PROBLEM DETAILS
Look for the string "Membrana" and copy every line that has it.

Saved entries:
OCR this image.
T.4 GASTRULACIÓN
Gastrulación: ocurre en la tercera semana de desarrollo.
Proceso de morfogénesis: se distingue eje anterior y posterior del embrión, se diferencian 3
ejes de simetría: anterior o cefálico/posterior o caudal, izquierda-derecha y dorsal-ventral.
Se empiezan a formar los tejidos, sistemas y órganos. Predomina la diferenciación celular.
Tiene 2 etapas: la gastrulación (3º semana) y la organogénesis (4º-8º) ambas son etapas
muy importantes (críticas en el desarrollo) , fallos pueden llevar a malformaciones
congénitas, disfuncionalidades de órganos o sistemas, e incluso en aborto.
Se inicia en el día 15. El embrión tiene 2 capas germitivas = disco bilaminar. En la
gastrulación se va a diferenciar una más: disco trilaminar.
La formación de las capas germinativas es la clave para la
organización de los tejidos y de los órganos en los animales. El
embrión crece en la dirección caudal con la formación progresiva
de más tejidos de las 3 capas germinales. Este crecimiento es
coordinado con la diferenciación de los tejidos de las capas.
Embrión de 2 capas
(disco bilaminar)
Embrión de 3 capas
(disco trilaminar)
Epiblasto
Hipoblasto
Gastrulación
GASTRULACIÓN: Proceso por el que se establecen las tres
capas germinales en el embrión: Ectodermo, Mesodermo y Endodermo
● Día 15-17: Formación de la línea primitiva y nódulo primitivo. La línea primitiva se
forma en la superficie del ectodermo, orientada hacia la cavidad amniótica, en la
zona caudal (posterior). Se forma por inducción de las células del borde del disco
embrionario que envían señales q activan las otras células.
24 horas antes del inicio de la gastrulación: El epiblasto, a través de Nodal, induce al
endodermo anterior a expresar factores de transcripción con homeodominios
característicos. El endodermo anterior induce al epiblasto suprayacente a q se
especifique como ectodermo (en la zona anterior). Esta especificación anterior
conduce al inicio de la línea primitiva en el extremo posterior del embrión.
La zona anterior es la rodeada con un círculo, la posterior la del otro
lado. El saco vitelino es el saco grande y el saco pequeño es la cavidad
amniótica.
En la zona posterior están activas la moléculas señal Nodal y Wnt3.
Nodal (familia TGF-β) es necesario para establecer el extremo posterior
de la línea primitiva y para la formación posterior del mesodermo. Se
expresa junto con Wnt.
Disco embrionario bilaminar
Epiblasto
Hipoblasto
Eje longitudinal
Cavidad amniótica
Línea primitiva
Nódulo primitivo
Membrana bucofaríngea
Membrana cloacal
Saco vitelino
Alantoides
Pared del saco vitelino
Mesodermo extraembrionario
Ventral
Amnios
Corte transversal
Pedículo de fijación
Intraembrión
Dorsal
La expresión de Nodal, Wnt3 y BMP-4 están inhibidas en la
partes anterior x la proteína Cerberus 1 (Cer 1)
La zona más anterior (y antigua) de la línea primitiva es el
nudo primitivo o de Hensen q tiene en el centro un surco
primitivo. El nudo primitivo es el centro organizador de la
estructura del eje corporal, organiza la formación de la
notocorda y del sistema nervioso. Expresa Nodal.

FULL ANSWER
Membrana bucofaríngea
Membrana cloacal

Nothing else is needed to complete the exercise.